**** SOURCE MATERIAL ****

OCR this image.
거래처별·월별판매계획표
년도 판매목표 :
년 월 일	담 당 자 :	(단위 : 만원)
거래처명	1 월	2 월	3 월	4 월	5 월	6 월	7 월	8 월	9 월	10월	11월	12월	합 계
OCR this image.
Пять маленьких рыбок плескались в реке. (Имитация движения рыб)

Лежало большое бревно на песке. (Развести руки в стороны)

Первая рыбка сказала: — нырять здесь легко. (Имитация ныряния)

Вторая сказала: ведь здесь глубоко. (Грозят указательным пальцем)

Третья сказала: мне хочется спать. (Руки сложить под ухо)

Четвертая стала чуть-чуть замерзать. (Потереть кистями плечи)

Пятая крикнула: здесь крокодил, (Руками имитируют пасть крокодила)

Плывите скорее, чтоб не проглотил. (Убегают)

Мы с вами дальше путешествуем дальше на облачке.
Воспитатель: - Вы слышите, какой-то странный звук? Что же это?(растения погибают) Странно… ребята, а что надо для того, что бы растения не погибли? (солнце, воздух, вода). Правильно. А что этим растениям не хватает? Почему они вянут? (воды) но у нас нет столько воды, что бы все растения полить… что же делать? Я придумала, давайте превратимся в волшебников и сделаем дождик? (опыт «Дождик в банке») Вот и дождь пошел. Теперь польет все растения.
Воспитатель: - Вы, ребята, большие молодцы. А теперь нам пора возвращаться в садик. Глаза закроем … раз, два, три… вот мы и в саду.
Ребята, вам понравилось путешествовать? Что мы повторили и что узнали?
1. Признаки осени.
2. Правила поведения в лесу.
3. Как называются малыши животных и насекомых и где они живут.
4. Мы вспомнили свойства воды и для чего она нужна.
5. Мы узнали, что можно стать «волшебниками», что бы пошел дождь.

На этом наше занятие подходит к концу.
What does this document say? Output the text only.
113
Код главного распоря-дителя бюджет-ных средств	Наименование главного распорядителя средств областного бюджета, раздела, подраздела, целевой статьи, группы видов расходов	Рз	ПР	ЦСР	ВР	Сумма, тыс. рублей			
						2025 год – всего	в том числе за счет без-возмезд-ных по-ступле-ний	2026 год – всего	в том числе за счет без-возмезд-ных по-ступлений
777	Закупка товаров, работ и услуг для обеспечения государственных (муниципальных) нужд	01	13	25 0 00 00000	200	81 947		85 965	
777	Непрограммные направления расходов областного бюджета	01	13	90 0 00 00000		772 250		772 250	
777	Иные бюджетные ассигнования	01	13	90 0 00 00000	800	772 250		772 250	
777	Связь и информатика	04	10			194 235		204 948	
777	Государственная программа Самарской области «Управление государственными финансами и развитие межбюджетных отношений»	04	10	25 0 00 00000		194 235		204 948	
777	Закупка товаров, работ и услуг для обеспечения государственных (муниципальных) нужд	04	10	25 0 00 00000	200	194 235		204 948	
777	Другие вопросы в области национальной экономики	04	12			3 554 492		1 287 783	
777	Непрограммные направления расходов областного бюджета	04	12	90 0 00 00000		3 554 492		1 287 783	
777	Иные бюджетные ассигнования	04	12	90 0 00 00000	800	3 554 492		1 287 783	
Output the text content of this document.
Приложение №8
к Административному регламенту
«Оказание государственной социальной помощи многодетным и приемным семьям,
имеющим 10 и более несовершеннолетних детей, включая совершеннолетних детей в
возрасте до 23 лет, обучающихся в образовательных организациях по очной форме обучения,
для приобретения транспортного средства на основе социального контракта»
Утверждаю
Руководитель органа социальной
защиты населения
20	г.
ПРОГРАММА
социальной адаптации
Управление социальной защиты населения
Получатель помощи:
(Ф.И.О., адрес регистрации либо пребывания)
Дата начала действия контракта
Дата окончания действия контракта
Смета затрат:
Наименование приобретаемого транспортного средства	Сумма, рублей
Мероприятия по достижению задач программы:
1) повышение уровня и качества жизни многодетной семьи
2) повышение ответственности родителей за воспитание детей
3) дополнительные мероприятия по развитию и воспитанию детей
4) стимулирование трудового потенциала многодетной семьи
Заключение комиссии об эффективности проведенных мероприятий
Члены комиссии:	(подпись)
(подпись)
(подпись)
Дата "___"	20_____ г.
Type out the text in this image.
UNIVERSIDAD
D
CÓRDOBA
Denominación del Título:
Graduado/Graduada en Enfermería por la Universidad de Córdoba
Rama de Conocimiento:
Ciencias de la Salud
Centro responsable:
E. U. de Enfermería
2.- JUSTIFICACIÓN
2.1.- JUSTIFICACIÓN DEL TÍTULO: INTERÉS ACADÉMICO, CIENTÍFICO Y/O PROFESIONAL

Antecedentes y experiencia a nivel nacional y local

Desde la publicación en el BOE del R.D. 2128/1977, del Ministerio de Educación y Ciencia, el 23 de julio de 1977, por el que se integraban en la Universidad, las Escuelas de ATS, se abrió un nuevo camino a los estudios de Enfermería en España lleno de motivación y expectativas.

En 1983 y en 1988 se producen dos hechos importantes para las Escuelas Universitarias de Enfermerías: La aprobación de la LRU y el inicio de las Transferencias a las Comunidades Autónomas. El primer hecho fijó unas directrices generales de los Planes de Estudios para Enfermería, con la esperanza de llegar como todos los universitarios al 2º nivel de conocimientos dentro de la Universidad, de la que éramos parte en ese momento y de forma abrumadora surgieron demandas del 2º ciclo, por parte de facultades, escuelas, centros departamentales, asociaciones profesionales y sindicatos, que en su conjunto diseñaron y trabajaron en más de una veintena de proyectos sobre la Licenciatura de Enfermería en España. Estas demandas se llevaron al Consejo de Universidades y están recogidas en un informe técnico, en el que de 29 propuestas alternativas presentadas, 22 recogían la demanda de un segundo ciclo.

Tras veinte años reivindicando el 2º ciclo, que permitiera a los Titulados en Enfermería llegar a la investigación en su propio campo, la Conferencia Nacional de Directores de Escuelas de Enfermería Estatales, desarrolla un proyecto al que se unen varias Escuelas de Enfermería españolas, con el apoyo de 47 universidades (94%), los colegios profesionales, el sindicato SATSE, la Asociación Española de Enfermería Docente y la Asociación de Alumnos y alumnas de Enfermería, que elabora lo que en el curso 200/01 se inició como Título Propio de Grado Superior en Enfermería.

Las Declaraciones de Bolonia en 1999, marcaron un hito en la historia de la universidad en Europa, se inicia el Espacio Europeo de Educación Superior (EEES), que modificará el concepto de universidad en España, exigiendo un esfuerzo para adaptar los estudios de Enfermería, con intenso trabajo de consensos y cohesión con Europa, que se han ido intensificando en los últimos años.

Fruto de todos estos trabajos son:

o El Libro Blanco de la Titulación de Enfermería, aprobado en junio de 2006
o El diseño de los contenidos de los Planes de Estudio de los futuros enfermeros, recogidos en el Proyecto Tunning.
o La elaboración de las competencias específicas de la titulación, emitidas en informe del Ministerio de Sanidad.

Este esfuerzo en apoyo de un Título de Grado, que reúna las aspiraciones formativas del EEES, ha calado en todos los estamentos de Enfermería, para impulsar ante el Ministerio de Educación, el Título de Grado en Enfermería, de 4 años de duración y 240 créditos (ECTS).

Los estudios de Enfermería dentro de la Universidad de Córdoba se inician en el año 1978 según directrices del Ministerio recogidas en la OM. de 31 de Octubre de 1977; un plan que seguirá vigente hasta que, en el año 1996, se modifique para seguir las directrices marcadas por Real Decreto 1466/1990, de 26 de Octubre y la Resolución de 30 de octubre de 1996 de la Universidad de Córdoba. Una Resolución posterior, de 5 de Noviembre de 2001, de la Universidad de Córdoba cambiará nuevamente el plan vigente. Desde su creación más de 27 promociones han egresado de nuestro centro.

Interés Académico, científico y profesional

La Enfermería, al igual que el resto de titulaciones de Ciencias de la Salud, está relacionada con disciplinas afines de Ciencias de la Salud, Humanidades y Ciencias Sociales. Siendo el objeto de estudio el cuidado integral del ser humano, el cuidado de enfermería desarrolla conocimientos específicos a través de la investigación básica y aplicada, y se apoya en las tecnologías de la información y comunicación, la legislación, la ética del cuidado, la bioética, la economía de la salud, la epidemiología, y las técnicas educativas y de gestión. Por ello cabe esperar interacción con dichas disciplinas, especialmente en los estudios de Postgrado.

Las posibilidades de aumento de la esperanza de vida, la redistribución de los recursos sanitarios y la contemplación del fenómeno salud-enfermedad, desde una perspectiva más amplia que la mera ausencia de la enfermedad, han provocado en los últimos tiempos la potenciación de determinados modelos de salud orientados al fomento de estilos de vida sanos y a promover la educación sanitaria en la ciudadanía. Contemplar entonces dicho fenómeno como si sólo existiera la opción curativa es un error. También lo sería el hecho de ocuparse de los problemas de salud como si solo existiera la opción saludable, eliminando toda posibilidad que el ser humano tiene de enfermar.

****

Return every line above that contains the word "бюджета".

Код главного распоря-дителя бюджет-ных средств	Наименование главного распорядителя средств областного бюджета, раздела, подраздела, целевой статьи, группы видов расходов	Рз	ПР	ЦСР	ВР	Сумма, тыс. рублей			
777	Непрограммные направления расходов областного бюджета	01	13	90 0 00 00000		772 250		772 250	
777	Непрограммные направления расходов областного бюджета	04	12	90 0 00 00000		3 554 492		1 287 783	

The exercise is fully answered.